● DO THIS
Reproduce the data exactly.

======

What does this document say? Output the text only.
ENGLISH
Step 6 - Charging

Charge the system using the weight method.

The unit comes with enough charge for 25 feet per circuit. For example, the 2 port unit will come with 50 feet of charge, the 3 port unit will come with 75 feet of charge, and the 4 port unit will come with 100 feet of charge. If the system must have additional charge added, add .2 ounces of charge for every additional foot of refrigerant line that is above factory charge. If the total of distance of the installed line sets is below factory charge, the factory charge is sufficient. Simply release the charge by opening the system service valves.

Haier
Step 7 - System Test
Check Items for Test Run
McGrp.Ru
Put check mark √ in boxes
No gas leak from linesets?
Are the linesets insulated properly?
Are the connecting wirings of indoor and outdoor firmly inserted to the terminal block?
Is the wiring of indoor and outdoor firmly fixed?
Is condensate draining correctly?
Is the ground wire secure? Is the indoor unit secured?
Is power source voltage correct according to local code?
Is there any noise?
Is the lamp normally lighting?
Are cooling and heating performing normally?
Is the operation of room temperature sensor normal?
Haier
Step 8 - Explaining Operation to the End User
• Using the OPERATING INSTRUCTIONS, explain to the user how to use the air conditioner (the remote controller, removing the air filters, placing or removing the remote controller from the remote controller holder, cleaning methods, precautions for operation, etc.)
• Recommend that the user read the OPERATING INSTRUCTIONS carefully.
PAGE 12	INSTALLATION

======

● ANSWER TO THIS PROBLEM
What does this document say? Output the text only.
ENGLISH
Step 6 - Charging

Charge the system using the weight method.

The unit comes with enough charge for 25 feet per circuit. For example, the 2 port unit will come with 50 feet of charge, the 3 port unit will come with 75 feet of charge, and the 4 port unit will come with 100 feet of charge. If the system must have additional charge added, add .2 ounces of charge for every additional foot of refrigerant line that is above factory charge. If the total of distance of the installed line sets is below factory charge, the factory charge is sufficient. Simply release the charge by opening the system service valves.

Haier
Step 7 - System Test
Check Items for Test Run
McGrp.Ru
Put check mark √ in boxes
No gas leak from linesets?
Are the linesets insulated properly?
Are the connecting wirings of indoor and outdoor firmly inserted to the terminal block?
Is the wiring of indoor and outdoor firmly fixed?
Is condensate draining correctly?
Is the ground wire secure? Is the indoor unit secured?
Is power source voltage correct according to local code?
Is there any noise?
Is the lamp normally lighting?
Are cooling and heating performing normally?
Is the operation of room temperature sensor normal?
Haier
Step 8 - Explaining Operation to the End User
• Using the OPERATING INSTRUCTIONS, explain to the user how to use the air conditioner (the remote controller, removing the air filters, placing or removing the remote controller from the remote controller holder, cleaning methods, precautions for operation, etc.)
• Recommend that the user read the OPERATING INSTRUCTIONS carefully.
PAGE 12	INSTALLATION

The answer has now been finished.